(Stored data entries)
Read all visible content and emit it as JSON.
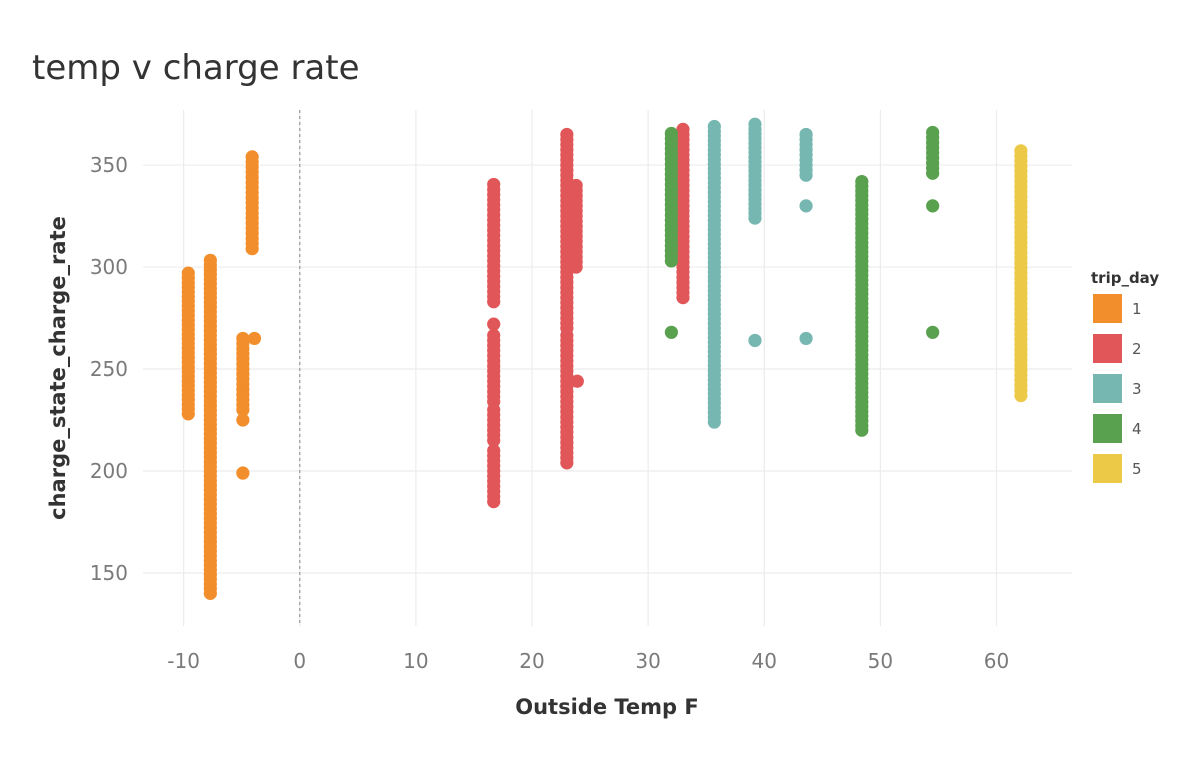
{
  "chart_data": {
    "type": "scatter",
    "title": "temp v charge rate",
    "xlabel": "Outside Temp F",
    "ylabel": "charge_state_charge_rate",
    "xlim": [
      -13.5,
      66.5
    ],
    "ylim": [
      124,
      377
    ],
    "x_ticks": [
      -10,
      0,
      10,
      20,
      30,
      40,
      50,
      60
    ],
    "y_ticks": [
      150,
      200,
      250,
      300,
      350
    ],
    "reference_line": {
      "axis": "x",
      "value": 0,
      "style": "dashed"
    },
    "grid": true,
    "legend": {
      "title": "trip_day",
      "position": "right"
    },
    "colors": {
      "1": "#f28e2b",
      "2": "#e15759",
      "3": "#76b7b2",
      "4": "#59a14f",
      "5": "#edc948"
    },
    "series": [
      {
        "name": "1",
        "key": "1",
        "color": "#f28e2b",
        "points": [
          {
            "x": -9.6,
            "range": [
              228,
              298
            ],
            "step": 2.3
          },
          {
            "x": -7.7,
            "range": [
              140,
              305
            ],
            "step": 2.3
          },
          {
            "x": -4.9,
            "range": [
              230,
              265
            ],
            "step": 2.5
          },
          {
            "x": -4.1,
            "range": [
              309,
              355
            ],
            "step": 2.5
          },
          {
            "x": -4.9,
            "y": 225
          },
          {
            "x": -4.9,
            "y": 199
          },
          {
            "x": -3.9,
            "y": 265
          }
        ]
      },
      {
        "name": "2",
        "key": "2",
        "color": "#e15759",
        "points": [
          {
            "x": 16.7,
            "range": [
              185,
              210
            ],
            "step": 2.5
          },
          {
            "x": 16.7,
            "range": [
              215,
              230
            ],
            "step": 2.5
          },
          {
            "x": 16.7,
            "range": [
              234,
              267
            ],
            "step": 2.5
          },
          {
            "x": 16.7,
            "y": 272
          },
          {
            "x": 16.7,
            "range": [
              283,
              342
            ],
            "step": 2.5
          },
          {
            "x": 23.0,
            "range": [
              204,
              268
            ],
            "step": 2.5
          },
          {
            "x": 23.0,
            "range": [
              270,
              365
            ],
            "step": 2.5
          },
          {
            "x": 23.8,
            "range": [
              300,
              342
            ],
            "step": 2.5
          },
          {
            "x": 23.9,
            "y": 244
          },
          {
            "x": 33.0,
            "range": [
              285,
              368
            ],
            "step": 2.5
          }
        ]
      },
      {
        "name": "3",
        "key": "3",
        "color": "#76b7b2",
        "points": [
          {
            "x": 35.7,
            "range": [
              224,
              371
            ],
            "step": 2.3
          },
          {
            "x": 39.2,
            "range": [
              324,
              370
            ],
            "step": 2.3
          },
          {
            "x": 43.6,
            "range": [
              345,
              366
            ],
            "step": 2.5
          },
          {
            "x": 43.6,
            "y": 330
          },
          {
            "x": 43.6,
            "y": 265
          },
          {
            "x": 39.2,
            "y": 264
          }
        ]
      },
      {
        "name": "4",
        "key": "4",
        "color": "#59a14f",
        "points": [
          {
            "x": 32.0,
            "range": [
              303,
              366
            ],
            "step": 2.5
          },
          {
            "x": 32.0,
            "y": 268
          },
          {
            "x": 48.4,
            "range": [
              220,
              343
            ],
            "step": 2.3
          },
          {
            "x": 54.5,
            "range": [
              346,
              366
            ],
            "step": 2.5
          },
          {
            "x": 54.5,
            "y": 330
          },
          {
            "x": 54.5,
            "y": 268
          }
        ]
      },
      {
        "name": "5",
        "key": "5",
        "color": "#edc948",
        "points": [
          {
            "x": 62.1,
            "range": [
              237,
              359
            ],
            "step": 2.5
          }
        ]
      }
    ]
  }
}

#### Exercise aim
Give back all entries exactly. No pictures belong in the copy.

#### The output
Read all visible content and emit it as JSON.
{
  "chart_data": {
    "type": "scatter",
    "title": "temp v charge rate",
    "xlabel": "Outside Temp F",
    "ylabel": "charge_state_charge_rate",
    "xlim": [
      -13.5,
      66.5
    ],
    "ylim": [
      124,
      377
    ],
    "x_ticks": [
      -10,
      0,
      10,
      20,
      30,
      40,
      50,
      60
    ],
    "y_ticks": [
      150,
      200,
      250,
      300,
      350
    ],
    "reference_line": {
      "axis": "x",
      "value": 0,
      "style": "dashed"
    },
    "grid": true,
    "legend": {
      "title": "trip_day",
      "position": "right"
    },
    "colors": {
      "1": "#f28e2b",
      "2": "#e15759",
      "3": "#76b7b2",
      "4": "#59a14f",
      "5": "#edc948"
    },
    "series": [
      {
        "name": "1",
        "key": "1",
        "color": "#f28e2b",
        "points": [
          {
            "x": -9.6,
            "range": [
              228,
              298
            ],
            "step": 2.3
          },
          {
            "x": -7.7,
            "range": [
              140,
              305
            ],
            "step": 2.3
          },
          {
            "x": -4.9,
            "range": [
              230,
              265
            ],
            "step": 2.5
          },
          {
            "x": -4.1,
            "range": [
              309,
              355
            ],
            "step": 2.5
          },
          {
            "x": -4.9,
            "y": 225
          },
          {
            "x": -4.9,
            "y": 199
          },
          {
            "x": -3.9,
            "y": 265
          }
        ]
      },
      {
        "name": "2",
        "key": "2",
        "color": "#e15759",
        "points": [
          {
            "x": 16.7,
            "range": [
              185,
              210
            ],
            "step": 2.5
          },
          {
            "x": 16.7,
            "range": [
              215,
              230
            ],
            "step": 2.5
          },
          {
            "x": 16.7,
            "range": [
              234,
              267
            ],
            "step": 2.5
          },
          {
            "x": 16.7,
            "y": 272
          },
          {
            "x": 16.7,
            "range": [
              283,
              342
            ],
            "step": 2.5
          },
          {
            "x": 23.0,
            "range": [
              204,
              268
            ],
            "step": 2.5
          },
          {
            "x": 23.0,
            "range": [
              270,
              365
            ],
            "step": 2.5
          },
          {
            "x": 23.8,
            "range": [
              300,
              342
            ],
            "step": 2.5
          },
          {
            "x": 23.9,
            "y": 244
          },
          {
            "x": 33.0,
            "range": [
              285,
              368
            ],
            "step": 2.5
          }
        ]
      },
      {
        "name": "3",
        "key": "3",
        "color": "#76b7b2",
        "points": [
          {
            "x": 35.7,
            "range": [
              224,
              371
            ],
            "step": 2.3
          },
          {
            "x": 39.2,
            "range": [
              324,
              370
            ],
            "step": 2.3
          },
          {
            "x": 43.6,
            "range": [
              345,
              366
            ],
            "step": 2.5
          },
          {
            "x": 43.6,
            "y": 330
          },
          {
            "x": 43.6,
            "y": 265
          },
          {
            "x": 39.2,
            "y": 264
          }
        ]
      },
      {
        "name": "4",
        "key": "4",
        "color": "#59a14f",
        "points": [
          {
            "x": 32.0,
            "range": [
              303,
              366
            ],
            "step": 2.5
          },
          {
            "x": 32.0,
            "y": 268
          },
          {
            "x": 48.4,
            "range": [
              220,
              343
            ],
            "step": 2.3
          },
          {
            "x": 54.5,
            "range": [
              346,
              366
            ],
            "step": 2.5
          },
          {
            "x": 54.5,
            "y": 330
          },
          {
            "x": 54.5,
            "y": 268
          }
        ]
      },
      {
        "name": "5",
        "key": "5",
        "color": "#edc948",
        "points": [
          {
            "x": 62.1,
            "range": [
              237,
              359
            ],
            "step": 2.5
          }
        ]
      }
    ]
  }
}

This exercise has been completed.